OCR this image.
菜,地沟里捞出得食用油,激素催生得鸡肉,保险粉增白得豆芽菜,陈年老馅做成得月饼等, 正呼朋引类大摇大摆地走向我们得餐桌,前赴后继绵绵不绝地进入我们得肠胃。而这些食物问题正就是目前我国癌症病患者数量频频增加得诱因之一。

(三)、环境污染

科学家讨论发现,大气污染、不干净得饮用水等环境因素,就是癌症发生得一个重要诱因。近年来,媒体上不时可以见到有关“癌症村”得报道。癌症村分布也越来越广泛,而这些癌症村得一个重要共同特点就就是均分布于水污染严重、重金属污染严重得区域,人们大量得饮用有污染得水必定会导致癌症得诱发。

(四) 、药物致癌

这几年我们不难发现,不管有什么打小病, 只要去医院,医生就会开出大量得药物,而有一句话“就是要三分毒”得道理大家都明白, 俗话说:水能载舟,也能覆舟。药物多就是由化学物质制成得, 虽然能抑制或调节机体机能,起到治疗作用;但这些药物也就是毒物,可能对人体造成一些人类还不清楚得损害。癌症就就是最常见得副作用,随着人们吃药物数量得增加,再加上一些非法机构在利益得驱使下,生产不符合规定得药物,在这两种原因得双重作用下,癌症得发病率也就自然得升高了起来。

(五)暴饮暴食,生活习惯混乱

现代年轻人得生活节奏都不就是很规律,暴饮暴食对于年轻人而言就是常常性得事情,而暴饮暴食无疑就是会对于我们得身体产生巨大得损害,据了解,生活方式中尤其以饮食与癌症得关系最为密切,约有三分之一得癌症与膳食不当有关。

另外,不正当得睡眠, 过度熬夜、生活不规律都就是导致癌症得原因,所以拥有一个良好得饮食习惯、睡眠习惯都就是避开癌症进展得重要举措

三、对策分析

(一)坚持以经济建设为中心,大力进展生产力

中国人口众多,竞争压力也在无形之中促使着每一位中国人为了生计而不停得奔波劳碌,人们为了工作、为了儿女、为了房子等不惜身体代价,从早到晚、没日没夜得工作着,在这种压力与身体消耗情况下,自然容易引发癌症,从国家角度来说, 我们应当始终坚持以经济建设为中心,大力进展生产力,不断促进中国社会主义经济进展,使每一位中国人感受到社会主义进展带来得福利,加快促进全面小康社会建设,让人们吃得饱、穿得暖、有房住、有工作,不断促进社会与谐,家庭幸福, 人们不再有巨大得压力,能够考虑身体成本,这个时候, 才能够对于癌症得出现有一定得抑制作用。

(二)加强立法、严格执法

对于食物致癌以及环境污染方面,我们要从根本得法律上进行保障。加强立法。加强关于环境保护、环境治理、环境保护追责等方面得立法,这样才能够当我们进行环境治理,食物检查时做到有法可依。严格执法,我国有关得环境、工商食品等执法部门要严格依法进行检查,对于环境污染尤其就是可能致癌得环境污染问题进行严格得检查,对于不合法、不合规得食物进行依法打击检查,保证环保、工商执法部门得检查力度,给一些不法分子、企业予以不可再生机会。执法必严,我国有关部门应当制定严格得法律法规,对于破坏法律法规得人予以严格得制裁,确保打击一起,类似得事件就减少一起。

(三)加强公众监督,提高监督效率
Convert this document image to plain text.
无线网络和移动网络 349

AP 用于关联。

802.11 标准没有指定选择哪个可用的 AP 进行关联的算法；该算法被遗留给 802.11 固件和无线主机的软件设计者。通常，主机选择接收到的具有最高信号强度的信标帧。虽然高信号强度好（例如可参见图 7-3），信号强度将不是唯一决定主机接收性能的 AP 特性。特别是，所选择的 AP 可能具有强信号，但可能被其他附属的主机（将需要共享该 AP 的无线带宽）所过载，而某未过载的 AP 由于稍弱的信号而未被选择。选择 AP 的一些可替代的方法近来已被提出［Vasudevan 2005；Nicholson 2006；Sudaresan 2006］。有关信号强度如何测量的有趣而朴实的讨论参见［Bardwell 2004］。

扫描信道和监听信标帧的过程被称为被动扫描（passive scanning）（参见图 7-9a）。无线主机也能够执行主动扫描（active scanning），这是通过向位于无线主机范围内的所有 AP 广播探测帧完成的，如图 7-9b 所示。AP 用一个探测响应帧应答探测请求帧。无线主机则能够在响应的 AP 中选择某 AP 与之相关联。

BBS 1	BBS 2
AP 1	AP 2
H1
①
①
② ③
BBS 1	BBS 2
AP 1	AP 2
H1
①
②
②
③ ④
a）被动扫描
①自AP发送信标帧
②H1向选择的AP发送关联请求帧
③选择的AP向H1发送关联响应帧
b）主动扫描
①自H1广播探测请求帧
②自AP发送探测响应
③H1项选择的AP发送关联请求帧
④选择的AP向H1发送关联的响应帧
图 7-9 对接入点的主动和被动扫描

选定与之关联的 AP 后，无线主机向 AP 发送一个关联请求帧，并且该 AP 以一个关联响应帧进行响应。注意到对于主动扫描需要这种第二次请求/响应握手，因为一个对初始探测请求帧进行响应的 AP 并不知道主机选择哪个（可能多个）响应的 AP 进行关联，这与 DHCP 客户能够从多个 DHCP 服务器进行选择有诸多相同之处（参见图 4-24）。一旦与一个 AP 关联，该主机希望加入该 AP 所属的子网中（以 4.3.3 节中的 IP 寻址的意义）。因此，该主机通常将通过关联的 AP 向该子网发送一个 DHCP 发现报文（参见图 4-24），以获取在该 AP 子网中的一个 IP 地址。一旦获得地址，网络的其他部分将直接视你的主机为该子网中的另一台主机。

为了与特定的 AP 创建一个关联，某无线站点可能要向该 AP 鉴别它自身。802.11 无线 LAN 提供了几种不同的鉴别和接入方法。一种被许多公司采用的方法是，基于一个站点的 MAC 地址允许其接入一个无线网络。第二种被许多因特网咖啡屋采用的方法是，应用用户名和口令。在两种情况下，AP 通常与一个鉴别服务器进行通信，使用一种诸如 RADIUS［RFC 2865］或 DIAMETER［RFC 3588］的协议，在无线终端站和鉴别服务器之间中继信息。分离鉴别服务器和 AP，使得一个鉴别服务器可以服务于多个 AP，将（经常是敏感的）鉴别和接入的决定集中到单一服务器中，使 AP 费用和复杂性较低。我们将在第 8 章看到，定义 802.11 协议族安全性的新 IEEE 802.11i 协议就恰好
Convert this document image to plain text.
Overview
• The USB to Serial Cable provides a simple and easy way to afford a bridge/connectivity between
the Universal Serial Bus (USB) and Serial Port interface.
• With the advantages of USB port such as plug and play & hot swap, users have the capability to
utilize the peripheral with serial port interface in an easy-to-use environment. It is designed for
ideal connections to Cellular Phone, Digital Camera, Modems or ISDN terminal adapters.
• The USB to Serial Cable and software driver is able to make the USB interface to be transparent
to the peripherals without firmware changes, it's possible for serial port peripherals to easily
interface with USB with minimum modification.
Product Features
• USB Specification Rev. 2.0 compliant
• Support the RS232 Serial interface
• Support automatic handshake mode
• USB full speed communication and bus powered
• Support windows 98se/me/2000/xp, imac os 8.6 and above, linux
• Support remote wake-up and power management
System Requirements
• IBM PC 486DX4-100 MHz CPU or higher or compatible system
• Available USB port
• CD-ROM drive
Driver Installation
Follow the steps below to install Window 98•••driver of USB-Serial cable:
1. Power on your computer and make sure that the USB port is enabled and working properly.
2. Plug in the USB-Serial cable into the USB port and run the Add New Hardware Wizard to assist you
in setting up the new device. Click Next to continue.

━━━━

### Task to complete
Check each line of the records for the string "大力进展生产力" and state how many lines contain it. Give only the number.

### Written reply
2